-- Begin Record excerpts --

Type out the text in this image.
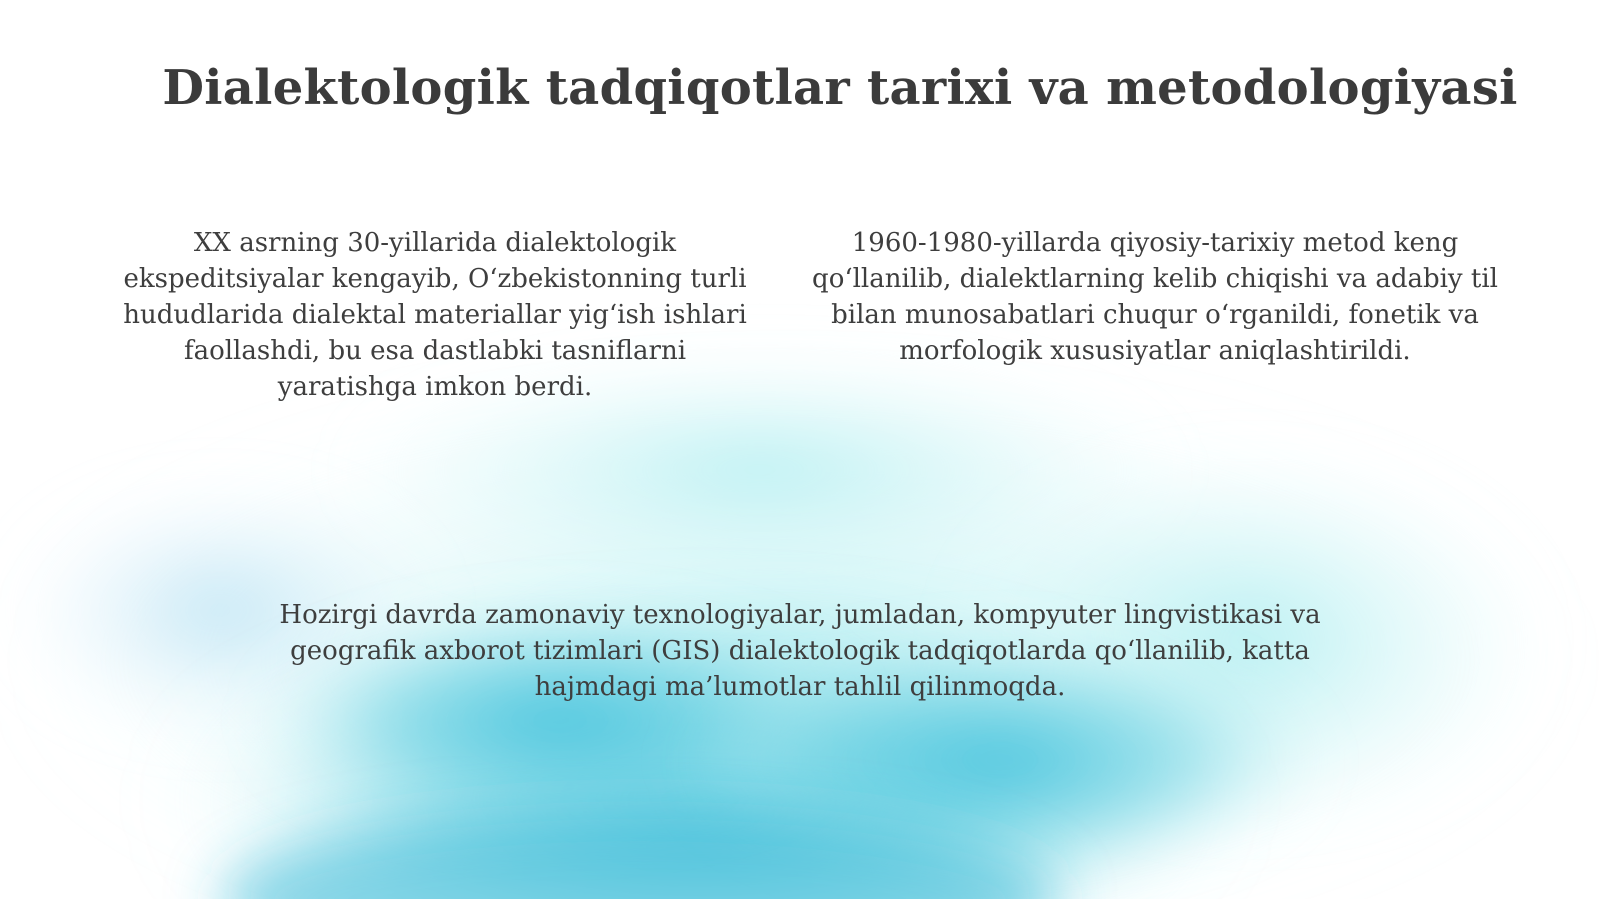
Dialektologik tadqiqotlar tarixi va metodologiyasi
XX asrning 30-yillarida dialektologik ekspeditsiyalar kengayib, O‘zbekistonning turli hududlarida dialektal materiallar yig‘ish ishlari faollashdi, bu esa dastlabki tasniflarni yaratishga imkon berdi.
1960-1980-yillarda qiyosiy-tarixiy metod keng qo‘llanilib, dialektlarning kelib chiqishi va adabiy til bilan munosabatlari chuqur o‘rganildi, fonetik va morfologik xususiyatlar aniqlashtirildi.
Hozirgi davrda zamonaviy texnologiyalar, jumladan, kompyuter lingvistikasi va geografik axborot tizimlari (GIS) dialektologik tadqiqotlarda qo‘llanilib, katta hajmdagi ma’lumotlar tahlil qilinmoqda.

-- End Record excerpts --

Identify each line in the records above that contains the word "llanilib", and copy it out in full.

1960-1980-yillarda qiyosiy-tarixiy metod keng qo‘llanilib, dialektlarning kelib chiqishi va adabiy til bilan munosabatlari chuqur o‘rganildi, fonetik va morfologik xususiyatlar aniqlashtirildi.
Hozirgi davrda zamonaviy texnologiyalar, jumladan, kompyuter lingvistikasi va geografik axborot tizimlari (GIS) dialektologik tadqiqotlarda qo‘llanilib, katta hajmdagi ma’lumotlar tahlil qilinmoqda.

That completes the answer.